▶ **REQUIRED TASK**:
Pick out every line of the entries below where "values" occurs, and copy those lines.

▶ **INFORMATION PROVIDED**:
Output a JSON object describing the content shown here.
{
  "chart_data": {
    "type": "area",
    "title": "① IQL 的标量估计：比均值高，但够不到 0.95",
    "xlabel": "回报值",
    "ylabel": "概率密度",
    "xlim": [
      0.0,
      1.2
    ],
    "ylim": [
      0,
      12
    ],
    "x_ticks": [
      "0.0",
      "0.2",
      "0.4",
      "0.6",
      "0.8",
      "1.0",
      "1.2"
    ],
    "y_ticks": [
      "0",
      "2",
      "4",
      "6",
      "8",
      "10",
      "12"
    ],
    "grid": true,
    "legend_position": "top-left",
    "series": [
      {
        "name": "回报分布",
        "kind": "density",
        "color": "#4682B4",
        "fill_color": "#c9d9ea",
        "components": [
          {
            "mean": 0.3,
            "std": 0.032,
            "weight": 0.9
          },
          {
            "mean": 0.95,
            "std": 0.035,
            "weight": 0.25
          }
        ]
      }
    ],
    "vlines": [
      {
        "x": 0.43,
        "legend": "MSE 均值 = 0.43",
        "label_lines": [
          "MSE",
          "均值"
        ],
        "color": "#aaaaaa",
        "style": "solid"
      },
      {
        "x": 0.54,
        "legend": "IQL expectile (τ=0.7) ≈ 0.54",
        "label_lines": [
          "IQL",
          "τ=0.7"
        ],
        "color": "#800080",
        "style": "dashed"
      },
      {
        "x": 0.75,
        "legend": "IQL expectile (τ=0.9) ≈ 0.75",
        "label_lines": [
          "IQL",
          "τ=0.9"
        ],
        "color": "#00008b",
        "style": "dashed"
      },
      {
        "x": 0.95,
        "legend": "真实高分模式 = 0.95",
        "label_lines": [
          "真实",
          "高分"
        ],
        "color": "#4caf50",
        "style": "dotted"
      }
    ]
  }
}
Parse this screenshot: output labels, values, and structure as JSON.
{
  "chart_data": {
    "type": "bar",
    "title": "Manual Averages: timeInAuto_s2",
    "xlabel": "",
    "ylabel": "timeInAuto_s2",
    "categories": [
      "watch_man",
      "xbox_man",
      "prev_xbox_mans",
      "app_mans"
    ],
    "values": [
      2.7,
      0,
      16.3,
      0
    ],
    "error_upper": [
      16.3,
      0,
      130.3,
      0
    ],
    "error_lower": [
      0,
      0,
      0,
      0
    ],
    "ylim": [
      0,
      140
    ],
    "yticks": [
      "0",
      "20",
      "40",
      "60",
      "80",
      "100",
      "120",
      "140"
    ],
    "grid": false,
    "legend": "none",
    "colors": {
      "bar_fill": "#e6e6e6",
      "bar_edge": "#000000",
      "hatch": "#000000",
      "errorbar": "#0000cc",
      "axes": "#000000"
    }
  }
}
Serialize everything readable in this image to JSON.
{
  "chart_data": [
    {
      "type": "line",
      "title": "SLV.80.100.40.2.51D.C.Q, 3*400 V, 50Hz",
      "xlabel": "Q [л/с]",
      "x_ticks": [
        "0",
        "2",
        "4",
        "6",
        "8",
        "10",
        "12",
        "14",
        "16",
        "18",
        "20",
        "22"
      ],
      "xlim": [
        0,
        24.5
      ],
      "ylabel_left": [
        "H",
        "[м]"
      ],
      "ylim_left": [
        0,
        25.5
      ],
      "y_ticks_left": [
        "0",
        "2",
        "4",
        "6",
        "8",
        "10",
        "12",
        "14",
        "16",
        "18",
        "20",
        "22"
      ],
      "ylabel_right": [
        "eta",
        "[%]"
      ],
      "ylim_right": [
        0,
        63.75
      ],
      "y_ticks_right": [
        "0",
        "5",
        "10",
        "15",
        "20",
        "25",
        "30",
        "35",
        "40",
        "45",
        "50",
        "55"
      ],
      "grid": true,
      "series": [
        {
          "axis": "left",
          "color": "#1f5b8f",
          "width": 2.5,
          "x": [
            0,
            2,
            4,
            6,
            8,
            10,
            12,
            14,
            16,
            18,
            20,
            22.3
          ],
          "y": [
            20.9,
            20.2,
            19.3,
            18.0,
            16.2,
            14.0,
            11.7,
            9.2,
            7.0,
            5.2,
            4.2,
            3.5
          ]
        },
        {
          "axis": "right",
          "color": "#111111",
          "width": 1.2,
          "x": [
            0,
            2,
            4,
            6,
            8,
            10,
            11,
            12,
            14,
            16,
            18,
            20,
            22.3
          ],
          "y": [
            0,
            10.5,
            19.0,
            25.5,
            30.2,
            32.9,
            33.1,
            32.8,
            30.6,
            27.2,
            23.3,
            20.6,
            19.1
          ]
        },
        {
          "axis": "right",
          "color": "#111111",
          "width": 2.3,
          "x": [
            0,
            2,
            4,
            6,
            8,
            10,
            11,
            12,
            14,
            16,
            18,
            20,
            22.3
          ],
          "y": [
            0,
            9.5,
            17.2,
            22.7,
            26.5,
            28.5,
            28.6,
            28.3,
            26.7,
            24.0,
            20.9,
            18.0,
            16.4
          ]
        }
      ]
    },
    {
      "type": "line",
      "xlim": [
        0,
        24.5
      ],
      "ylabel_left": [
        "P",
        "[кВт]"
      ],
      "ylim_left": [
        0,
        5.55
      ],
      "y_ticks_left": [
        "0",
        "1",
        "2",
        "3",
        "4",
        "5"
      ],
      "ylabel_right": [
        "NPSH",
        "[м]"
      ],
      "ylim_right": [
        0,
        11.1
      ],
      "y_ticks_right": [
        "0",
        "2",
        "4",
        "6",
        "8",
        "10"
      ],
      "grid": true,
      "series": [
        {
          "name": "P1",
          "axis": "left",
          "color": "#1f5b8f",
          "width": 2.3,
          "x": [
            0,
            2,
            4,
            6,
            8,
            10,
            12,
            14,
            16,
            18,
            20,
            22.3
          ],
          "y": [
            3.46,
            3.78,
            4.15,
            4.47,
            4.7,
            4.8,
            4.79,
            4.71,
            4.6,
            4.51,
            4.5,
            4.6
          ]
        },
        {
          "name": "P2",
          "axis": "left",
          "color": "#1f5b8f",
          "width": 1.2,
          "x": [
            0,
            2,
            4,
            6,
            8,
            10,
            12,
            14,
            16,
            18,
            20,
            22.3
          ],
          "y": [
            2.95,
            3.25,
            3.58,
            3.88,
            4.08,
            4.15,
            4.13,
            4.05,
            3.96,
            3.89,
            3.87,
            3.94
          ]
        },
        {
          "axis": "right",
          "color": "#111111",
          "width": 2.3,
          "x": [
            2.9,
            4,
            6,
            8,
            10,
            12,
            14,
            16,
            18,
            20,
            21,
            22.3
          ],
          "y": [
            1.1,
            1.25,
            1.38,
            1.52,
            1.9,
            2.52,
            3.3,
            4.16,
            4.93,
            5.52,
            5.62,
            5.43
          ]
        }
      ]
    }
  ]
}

▶ **EXERCISE ANSWER**:
Parse this screenshot: output labels, values, and structure as JSON.
    "values": [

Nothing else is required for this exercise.